* Begin *
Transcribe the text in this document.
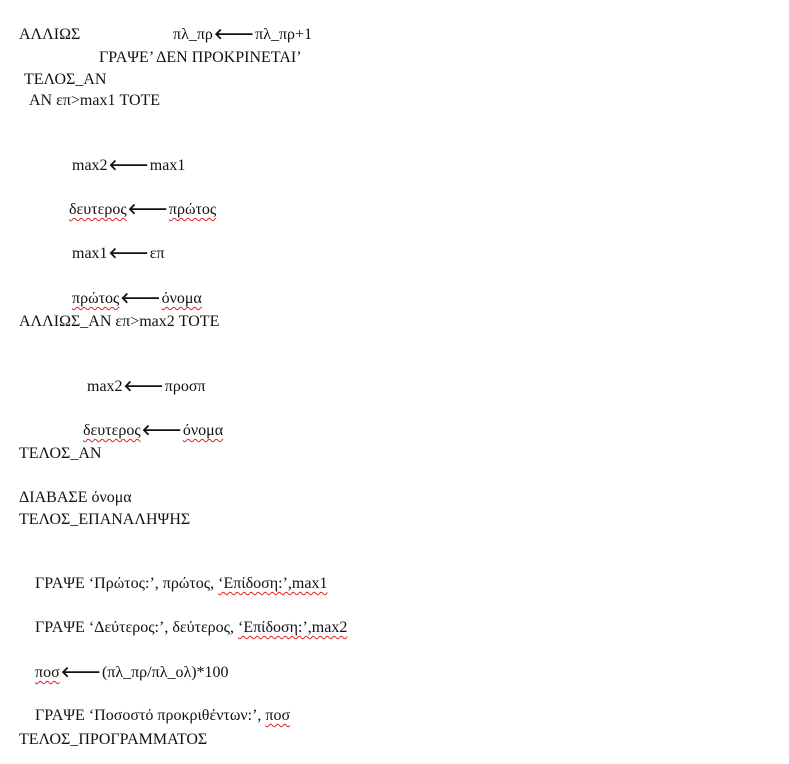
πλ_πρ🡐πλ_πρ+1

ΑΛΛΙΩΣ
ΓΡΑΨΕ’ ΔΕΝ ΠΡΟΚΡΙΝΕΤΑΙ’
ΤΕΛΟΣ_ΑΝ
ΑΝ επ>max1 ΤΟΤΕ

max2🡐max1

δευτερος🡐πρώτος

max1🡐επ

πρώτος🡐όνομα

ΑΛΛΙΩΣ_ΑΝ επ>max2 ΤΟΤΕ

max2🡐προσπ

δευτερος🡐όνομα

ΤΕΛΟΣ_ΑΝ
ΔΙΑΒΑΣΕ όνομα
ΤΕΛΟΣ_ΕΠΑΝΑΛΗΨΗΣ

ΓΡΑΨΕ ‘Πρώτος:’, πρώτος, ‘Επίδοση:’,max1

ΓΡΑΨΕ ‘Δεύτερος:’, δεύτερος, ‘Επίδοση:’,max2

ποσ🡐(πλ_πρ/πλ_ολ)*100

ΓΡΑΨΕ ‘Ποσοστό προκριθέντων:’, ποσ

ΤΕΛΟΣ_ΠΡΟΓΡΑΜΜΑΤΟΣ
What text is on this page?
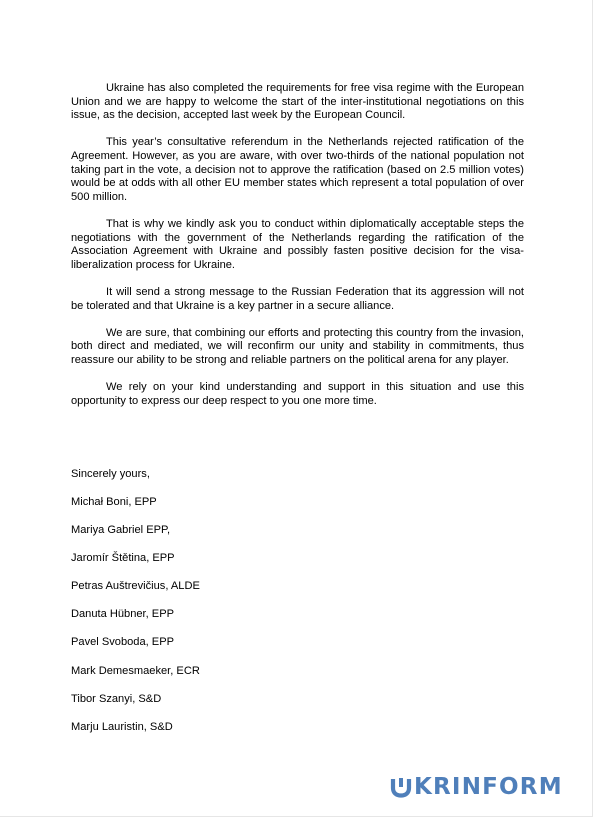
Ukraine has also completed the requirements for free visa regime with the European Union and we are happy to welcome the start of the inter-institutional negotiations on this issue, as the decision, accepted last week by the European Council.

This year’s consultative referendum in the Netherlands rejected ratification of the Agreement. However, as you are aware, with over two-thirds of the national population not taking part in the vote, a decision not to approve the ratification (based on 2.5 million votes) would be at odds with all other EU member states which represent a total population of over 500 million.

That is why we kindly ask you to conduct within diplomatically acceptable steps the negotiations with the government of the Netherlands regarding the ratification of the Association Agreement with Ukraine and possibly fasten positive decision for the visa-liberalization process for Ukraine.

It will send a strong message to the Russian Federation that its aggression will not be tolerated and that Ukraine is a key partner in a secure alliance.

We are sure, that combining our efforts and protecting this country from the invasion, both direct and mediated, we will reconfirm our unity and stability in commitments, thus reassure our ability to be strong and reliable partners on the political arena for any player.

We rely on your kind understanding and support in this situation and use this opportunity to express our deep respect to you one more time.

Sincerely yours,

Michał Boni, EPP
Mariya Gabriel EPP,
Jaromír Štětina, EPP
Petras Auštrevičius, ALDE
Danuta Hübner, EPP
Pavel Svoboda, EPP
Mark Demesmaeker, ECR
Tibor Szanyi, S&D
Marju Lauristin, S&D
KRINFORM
* End *
● **What is expected**
Pictures in the records above are not copied; print everything else exactly.

● **Exercise result**
Transcribe the text in this document.
πλ_πρ🡐πλ_πρ+1

ΑΛΛΙΩΣ
ΓΡΑΨΕ’ ΔΕΝ ΠΡΟΚΡΙΝΕΤΑΙ’
ΤΕΛΟΣ_ΑΝ
ΑΝ επ>max1 ΤΟΤΕ

max2🡐max1

δευτερος🡐πρώτος

max1🡐επ

πρώτος🡐όνομα

ΑΛΛΙΩΣ_ΑΝ επ>max2 ΤΟΤΕ

max2🡐προσπ

δευτερος🡐όνομα

ΤΕΛΟΣ_ΑΝ
ΔΙΑΒΑΣΕ όνομα
ΤΕΛΟΣ_ΕΠΑΝΑΛΗΨΗΣ

ΓΡΑΨΕ ‘Πρώτος:’, πρώτος, ‘Επίδοση:’,max1

ΓΡΑΨΕ ‘Δεύτερος:’, δεύτερος, ‘Επίδοση:’,max2

ποσ🡐(πλ_πρ/πλ_ολ)*100

ΓΡΑΨΕ ‘Ποσοστό προκριθέντων:’, ποσ

ΤΕΛΟΣ_ΠΡΟΓΡΑΜΜΑΤΟΣ
What text is on this page?
Ukraine has also completed the requirements for free visa regime with the European Union and we are happy to welcome the start of the inter-institutional negotiations on this issue, as the decision, accepted last week by the European Council.

This year’s consultative referendum in the Netherlands rejected ratification of the Agreement. However, as you are aware, with over two-thirds of the national population not taking part in the vote, a decision not to approve the ratification (based on 2.5 million votes) would be at odds with all other EU member states which represent a total population of over 500 million.

That is why we kindly ask you to conduct within diplomatically acceptable steps the negotiations with the government of the Netherlands regarding the ratification of the Association Agreement with Ukraine and possibly fasten positive decision for the visa-liberalization process for Ukraine.

It will send a strong message to the Russian Federation that its aggression will not be tolerated and that Ukraine is a key partner in a secure alliance.

We are sure, that combining our efforts and protecting this country from the invasion, both direct and mediated, we will reconfirm our unity and stability in commitments, thus reassure our ability to be strong and reliable partners on the political arena for any player.

We rely on your kind understanding and support in this situation and use this opportunity to express our deep respect to you one more time.

Sincerely yours,

Michał Boni, EPP
Mariya Gabriel EPP,
Jaromír Štětina, EPP
Petras Auštrevičius, ALDE
Danuta Hübner, EPP
Pavel Svoboda, EPP
Mark Demesmaeker, ECR
Tibor Szanyi, S&D
Marju Lauristin, S&D
KRINFORM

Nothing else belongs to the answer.